QUOTED TEXT:

3.4. Compelled Disclosure. The Receiving Party may disclose Proprietary Information of the Disclosing Party to the extent compelled by law to do so, provided the Receiving Party gives the Disclosing Party prior notice of the compelled disclosure (to the extent legally permitted) and reasonable assistance, at the Disclosing Party’s cost, if the Disclosing Party wishes to contest the disclosure. If the Receiving Party is compelled by law to disclose the Disclosing Party’s Proprietary Information as part of a civil proceeding to which the Disclosing Party is a party, and the Disclosing Party is not contesting the disclosure, the Disclosing Party will reimburse the Receiving Party’s costs in compiling and providing secure access to that Proprietary Information.

GOALS:
**1)** Translate this sentence from the compelled disclosure clause into Spanish: "The Receiving Party may disclose Proprietary Information of the Disclosing Party to the extent compelled by law to do so, provided the Receiving Party gives the Disclosing Party prior notice of the compelled disclosure (to the extent legally permitted) and reasonable assistance, at the Disclosing Party’s cost, if the Disclosing Party wishes to contest the disclosure."
**2)** For each statement, say yes or no according to the compelled disclosure clause, and quote the words that decide it.
(a) The Receiving Party must give prior notice of a compelled disclosure even when the law does not permit such notice.
(b) Reasonable assistance in contesting a disclosure is provided at the Receiving Party's cost.
(c) In a civil proceeding to which the Disclosing Party is a party, if the Disclosing Party is not contesting the disclosure, it reimburses the Receiving Party's costs.
**3)** According to the compelled disclosure clause, which of the Receiving Party's costs does the Disclosing Party reimburse when it is not contesting a disclosure in a civil proceeding to which it is a party?

PROVIDED RECORDS:

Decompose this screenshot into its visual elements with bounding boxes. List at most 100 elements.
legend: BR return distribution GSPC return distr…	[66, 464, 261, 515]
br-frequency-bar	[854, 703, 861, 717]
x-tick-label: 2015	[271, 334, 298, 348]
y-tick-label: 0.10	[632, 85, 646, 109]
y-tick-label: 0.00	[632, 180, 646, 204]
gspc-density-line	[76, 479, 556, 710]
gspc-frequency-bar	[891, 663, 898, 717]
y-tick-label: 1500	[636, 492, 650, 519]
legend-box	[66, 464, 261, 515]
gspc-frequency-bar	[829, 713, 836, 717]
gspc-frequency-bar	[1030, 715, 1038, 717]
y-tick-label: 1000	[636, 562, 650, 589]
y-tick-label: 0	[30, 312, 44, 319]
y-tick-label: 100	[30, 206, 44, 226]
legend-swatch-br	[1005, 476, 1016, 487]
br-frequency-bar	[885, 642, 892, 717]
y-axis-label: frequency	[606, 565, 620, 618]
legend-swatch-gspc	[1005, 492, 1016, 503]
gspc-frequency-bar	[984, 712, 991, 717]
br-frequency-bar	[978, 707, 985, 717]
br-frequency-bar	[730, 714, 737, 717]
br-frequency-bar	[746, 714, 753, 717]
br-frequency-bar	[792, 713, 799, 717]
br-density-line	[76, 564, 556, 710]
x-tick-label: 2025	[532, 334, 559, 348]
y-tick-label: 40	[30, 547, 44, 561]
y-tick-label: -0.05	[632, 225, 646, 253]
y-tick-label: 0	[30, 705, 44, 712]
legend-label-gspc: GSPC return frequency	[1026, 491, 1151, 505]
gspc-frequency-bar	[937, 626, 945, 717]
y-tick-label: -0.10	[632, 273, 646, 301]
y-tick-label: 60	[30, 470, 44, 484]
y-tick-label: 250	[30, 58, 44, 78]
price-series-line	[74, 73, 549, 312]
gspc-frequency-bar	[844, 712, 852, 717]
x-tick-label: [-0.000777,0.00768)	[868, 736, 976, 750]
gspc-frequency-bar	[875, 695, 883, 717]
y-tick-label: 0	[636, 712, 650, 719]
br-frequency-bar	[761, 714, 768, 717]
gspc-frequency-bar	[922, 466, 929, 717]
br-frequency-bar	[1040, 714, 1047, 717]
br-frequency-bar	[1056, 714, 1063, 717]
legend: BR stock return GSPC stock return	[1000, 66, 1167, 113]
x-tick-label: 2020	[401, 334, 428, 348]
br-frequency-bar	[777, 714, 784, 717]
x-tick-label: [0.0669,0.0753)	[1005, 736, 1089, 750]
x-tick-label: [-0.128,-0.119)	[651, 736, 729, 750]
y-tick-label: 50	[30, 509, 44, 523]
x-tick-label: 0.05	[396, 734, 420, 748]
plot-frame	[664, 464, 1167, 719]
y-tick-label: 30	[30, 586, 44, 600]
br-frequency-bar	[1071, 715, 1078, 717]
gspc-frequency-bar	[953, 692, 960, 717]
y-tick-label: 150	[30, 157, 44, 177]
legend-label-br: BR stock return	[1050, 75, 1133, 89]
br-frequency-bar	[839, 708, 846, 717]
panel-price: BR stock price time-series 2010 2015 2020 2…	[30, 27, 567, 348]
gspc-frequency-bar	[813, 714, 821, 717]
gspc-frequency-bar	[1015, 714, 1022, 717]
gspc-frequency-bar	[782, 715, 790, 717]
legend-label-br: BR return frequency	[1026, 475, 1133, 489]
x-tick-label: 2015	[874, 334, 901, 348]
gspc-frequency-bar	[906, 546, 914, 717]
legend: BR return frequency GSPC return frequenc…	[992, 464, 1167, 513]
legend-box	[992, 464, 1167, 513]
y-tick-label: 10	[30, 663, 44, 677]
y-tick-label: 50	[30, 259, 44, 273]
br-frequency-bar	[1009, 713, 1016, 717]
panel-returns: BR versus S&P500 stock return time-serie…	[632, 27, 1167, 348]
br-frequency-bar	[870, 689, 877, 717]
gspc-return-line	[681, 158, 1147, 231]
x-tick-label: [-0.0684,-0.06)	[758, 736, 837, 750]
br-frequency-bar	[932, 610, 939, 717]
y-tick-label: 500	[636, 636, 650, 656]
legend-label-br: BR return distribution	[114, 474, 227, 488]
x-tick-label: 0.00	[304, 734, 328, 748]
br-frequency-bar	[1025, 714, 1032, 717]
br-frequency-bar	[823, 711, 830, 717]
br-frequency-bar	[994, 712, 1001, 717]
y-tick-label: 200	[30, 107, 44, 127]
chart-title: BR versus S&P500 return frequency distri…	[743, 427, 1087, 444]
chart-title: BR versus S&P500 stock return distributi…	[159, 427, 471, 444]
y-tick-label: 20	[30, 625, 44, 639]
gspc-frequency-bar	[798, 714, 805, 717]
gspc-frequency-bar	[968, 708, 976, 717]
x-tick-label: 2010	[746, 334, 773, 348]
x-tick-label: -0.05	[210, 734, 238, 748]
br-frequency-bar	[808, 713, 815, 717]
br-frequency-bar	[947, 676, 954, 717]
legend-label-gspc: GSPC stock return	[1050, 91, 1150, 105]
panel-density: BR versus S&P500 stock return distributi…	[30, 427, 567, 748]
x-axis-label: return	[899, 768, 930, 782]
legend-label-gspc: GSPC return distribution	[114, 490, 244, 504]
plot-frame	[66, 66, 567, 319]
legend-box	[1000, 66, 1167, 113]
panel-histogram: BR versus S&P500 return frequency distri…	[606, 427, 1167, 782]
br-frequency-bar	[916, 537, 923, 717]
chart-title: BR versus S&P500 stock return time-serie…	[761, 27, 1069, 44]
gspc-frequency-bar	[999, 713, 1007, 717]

SOLUTIONS PER TASK:
**1)** La Parte Receptora podrá divulgar Información de Propiedad Exclusiva de la Parte Divulgadora en la medida en que la ley la obligue a hacerlo, siempre que la Parte Receptora notifique previamente a la Parte Divulgadora la divulgación obligatoria (en la medida en que la ley lo permita) y le preste asistencia razonable, a costa de la Parte Divulgadora, si la Parte Divulgadora desea impugnar la divulgación.

**2)**
(a) No: "(to the extent legally permitted)"
(b) No: "at the Disclosing Party’s cost"
(c) Yes: "the Disclosing Party will reimburse the Receiving Party’s costs in compiling and providing secure access to that Proprietary Information"

**3)** The Receiving Party's costs in compiling and providing secure access to that Proprietary Information.